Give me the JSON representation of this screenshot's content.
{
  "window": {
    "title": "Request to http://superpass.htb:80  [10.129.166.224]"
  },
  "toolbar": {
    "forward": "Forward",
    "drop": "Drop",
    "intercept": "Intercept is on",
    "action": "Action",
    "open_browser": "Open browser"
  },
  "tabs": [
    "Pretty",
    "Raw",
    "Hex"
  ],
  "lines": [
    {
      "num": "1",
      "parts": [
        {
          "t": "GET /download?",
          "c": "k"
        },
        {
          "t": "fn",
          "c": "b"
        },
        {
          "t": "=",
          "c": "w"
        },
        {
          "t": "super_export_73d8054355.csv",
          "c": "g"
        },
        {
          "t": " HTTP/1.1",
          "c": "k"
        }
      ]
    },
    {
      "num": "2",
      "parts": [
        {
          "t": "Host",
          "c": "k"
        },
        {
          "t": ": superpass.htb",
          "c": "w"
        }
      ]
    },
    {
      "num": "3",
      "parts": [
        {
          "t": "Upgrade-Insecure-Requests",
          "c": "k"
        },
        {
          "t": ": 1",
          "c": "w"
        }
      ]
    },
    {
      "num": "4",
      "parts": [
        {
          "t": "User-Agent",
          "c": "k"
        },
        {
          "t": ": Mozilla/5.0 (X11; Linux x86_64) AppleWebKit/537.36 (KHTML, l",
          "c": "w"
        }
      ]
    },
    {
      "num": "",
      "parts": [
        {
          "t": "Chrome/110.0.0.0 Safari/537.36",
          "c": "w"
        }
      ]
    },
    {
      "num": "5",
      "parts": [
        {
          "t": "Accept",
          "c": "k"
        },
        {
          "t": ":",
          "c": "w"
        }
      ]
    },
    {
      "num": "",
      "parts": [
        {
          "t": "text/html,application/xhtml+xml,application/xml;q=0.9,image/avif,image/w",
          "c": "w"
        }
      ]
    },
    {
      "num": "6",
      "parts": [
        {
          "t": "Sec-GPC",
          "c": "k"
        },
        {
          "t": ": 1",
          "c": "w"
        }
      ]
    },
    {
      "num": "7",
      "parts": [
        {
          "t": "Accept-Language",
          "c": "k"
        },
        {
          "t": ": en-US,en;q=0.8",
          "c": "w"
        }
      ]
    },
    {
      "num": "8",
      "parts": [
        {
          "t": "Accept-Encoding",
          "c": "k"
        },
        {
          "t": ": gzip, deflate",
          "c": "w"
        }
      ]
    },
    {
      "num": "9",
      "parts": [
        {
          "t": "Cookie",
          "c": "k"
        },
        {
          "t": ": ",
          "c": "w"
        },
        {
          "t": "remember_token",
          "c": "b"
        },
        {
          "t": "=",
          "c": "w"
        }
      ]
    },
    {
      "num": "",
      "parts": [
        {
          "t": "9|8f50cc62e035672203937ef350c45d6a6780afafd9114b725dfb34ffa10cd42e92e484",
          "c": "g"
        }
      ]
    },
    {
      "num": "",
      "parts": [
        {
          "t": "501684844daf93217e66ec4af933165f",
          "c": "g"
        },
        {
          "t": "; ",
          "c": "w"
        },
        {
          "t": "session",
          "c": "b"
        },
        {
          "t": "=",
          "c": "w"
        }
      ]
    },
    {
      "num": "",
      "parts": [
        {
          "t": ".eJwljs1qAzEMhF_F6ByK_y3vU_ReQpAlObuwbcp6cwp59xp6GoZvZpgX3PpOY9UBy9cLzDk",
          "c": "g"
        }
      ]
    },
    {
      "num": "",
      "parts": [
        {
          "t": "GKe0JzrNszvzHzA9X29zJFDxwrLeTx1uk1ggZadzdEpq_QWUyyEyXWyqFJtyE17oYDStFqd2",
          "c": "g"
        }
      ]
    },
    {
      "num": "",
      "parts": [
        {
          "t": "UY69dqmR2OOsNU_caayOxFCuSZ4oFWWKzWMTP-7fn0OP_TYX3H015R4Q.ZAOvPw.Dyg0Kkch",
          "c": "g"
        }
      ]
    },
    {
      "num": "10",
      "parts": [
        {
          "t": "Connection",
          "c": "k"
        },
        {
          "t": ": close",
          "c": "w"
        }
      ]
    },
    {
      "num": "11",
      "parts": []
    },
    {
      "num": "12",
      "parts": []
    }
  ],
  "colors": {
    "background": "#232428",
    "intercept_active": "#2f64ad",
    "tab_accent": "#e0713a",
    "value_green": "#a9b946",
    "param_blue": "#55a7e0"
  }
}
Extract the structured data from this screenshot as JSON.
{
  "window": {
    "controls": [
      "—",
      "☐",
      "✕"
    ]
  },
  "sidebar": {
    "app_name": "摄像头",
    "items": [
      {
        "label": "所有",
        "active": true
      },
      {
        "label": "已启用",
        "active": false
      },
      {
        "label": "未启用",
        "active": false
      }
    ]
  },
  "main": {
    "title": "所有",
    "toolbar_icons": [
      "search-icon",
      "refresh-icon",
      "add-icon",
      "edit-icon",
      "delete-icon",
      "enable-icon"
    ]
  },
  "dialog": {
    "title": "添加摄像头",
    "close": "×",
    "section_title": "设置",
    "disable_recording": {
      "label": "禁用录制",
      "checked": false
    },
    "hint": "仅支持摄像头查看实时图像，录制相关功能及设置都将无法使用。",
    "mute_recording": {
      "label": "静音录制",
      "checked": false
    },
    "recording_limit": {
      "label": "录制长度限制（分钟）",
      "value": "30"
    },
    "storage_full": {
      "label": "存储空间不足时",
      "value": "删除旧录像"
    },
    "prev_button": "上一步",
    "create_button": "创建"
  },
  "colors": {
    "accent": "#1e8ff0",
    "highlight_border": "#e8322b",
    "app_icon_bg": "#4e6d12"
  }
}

•••

● EXERCISE: Scan the data for the word "screenshot" and copy every line where it shows up.

● RESULT BELOW:
Give me the JSON representation of this screenshot's content.
Extract the structured data from this screenshot as JSON.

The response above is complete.